[BEGIN Record set]

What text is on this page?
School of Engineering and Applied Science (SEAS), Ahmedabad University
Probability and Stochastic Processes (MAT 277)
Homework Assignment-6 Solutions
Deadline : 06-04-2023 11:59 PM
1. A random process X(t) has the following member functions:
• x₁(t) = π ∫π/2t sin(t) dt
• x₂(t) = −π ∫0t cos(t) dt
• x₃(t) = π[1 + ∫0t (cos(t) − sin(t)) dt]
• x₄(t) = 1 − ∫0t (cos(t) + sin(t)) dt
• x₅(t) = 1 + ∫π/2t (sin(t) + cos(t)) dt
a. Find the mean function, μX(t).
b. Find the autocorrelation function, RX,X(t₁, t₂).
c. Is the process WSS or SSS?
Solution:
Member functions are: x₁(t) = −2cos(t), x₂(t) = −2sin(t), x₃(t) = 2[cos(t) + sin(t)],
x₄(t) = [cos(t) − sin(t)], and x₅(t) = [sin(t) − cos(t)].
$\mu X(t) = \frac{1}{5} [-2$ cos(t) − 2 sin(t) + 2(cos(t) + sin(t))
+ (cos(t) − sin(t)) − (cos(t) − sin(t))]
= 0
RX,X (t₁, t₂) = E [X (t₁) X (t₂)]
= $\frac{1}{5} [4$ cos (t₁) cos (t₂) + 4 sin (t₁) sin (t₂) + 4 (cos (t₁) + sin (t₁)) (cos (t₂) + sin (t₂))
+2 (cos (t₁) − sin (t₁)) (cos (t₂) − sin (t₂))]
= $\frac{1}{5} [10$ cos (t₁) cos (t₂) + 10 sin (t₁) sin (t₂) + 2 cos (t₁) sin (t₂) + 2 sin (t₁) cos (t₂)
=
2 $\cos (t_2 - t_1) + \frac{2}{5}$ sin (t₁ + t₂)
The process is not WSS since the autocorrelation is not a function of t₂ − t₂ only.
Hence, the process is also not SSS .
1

[END Record set]
[BEGIN Record set]

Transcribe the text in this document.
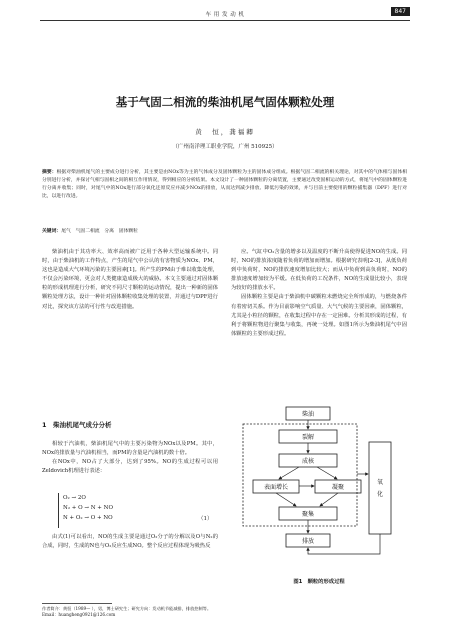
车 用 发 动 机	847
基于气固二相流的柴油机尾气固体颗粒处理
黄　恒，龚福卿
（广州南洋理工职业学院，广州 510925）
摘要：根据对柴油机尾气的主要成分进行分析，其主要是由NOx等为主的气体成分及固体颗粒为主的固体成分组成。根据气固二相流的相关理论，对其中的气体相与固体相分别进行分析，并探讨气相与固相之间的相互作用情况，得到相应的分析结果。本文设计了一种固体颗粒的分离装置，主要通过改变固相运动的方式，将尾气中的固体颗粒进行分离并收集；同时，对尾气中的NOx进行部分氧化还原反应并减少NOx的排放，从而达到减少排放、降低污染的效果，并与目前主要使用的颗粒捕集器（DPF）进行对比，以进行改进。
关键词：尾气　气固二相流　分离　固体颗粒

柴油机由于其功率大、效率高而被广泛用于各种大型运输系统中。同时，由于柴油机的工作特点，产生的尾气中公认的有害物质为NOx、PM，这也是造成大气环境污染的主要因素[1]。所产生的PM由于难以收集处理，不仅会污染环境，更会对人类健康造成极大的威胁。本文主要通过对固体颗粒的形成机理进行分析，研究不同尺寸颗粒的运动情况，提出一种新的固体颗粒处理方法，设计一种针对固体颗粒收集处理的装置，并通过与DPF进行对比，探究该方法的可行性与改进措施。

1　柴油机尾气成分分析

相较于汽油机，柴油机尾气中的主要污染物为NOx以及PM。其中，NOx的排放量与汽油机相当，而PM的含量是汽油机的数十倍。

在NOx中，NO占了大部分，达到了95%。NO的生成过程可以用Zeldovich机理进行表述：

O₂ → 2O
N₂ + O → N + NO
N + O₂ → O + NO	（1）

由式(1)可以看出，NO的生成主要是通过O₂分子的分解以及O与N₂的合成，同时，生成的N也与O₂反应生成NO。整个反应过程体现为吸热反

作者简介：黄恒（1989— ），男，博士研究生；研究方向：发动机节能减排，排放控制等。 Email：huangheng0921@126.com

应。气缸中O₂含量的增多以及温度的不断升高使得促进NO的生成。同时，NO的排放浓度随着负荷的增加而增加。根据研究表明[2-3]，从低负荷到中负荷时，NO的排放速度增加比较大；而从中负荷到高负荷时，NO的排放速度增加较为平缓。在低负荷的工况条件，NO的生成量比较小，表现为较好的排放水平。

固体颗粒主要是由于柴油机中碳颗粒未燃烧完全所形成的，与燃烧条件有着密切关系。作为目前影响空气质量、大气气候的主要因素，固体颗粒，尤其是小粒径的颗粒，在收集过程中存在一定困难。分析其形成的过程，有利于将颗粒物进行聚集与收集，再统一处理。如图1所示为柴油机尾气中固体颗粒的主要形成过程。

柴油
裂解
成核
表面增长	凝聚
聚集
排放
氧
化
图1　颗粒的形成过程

[END Record set]
[BEGIN Record set]

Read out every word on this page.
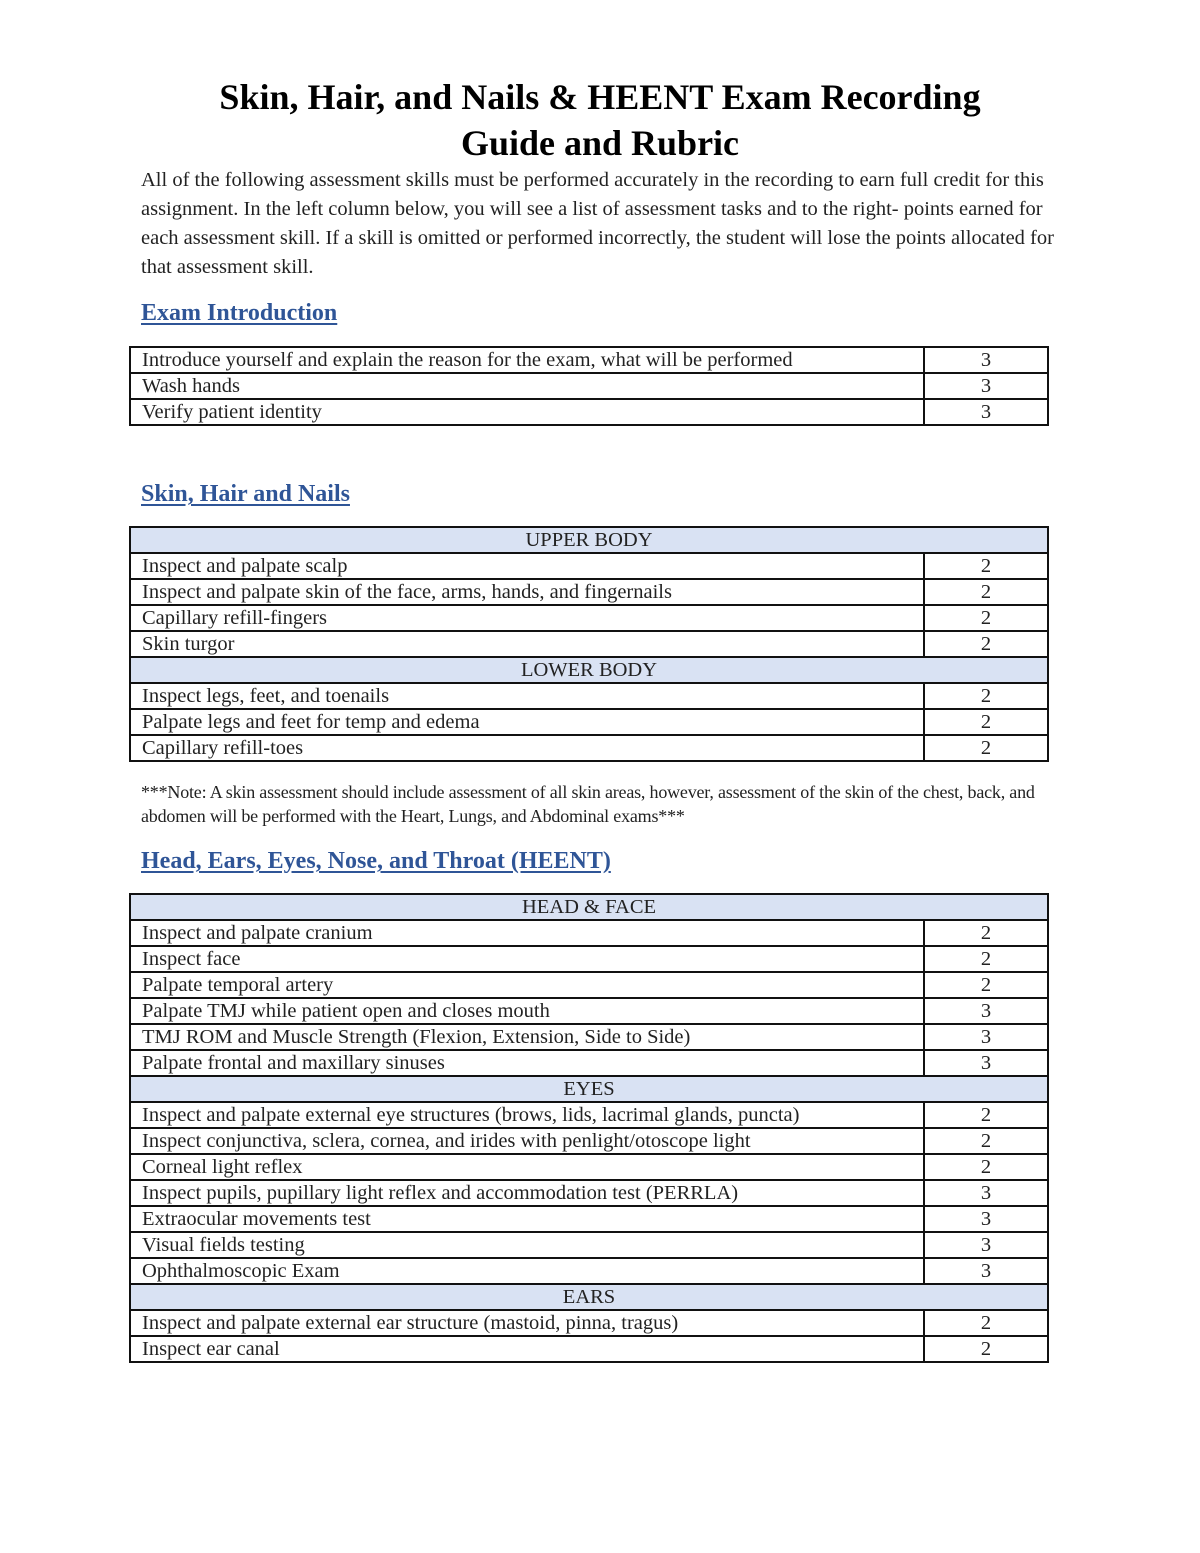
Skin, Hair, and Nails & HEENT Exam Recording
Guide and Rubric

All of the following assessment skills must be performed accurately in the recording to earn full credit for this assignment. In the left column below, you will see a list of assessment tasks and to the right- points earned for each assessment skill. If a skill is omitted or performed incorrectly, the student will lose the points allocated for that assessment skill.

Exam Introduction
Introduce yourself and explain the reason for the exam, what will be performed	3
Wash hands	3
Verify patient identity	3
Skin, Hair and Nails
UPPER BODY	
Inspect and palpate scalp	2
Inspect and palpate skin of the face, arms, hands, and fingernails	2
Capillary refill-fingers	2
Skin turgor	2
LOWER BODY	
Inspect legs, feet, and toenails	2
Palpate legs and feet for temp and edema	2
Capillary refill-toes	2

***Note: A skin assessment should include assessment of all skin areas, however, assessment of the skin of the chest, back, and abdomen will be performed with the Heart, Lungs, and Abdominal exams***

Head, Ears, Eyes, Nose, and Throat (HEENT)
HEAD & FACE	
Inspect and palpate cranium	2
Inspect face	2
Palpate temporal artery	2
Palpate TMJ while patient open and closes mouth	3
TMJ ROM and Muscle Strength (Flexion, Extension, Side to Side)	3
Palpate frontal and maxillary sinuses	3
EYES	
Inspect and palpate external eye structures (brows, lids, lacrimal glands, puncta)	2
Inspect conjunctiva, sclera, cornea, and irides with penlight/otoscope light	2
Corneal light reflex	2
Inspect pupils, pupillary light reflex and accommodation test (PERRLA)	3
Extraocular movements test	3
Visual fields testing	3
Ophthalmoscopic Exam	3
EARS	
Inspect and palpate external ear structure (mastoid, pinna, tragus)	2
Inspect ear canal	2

[END Record set]

Go through the records. Copy each line where "refill" appears.

Solution to this problem
Capillary refill-fingers	2
Capillary refill-toes	2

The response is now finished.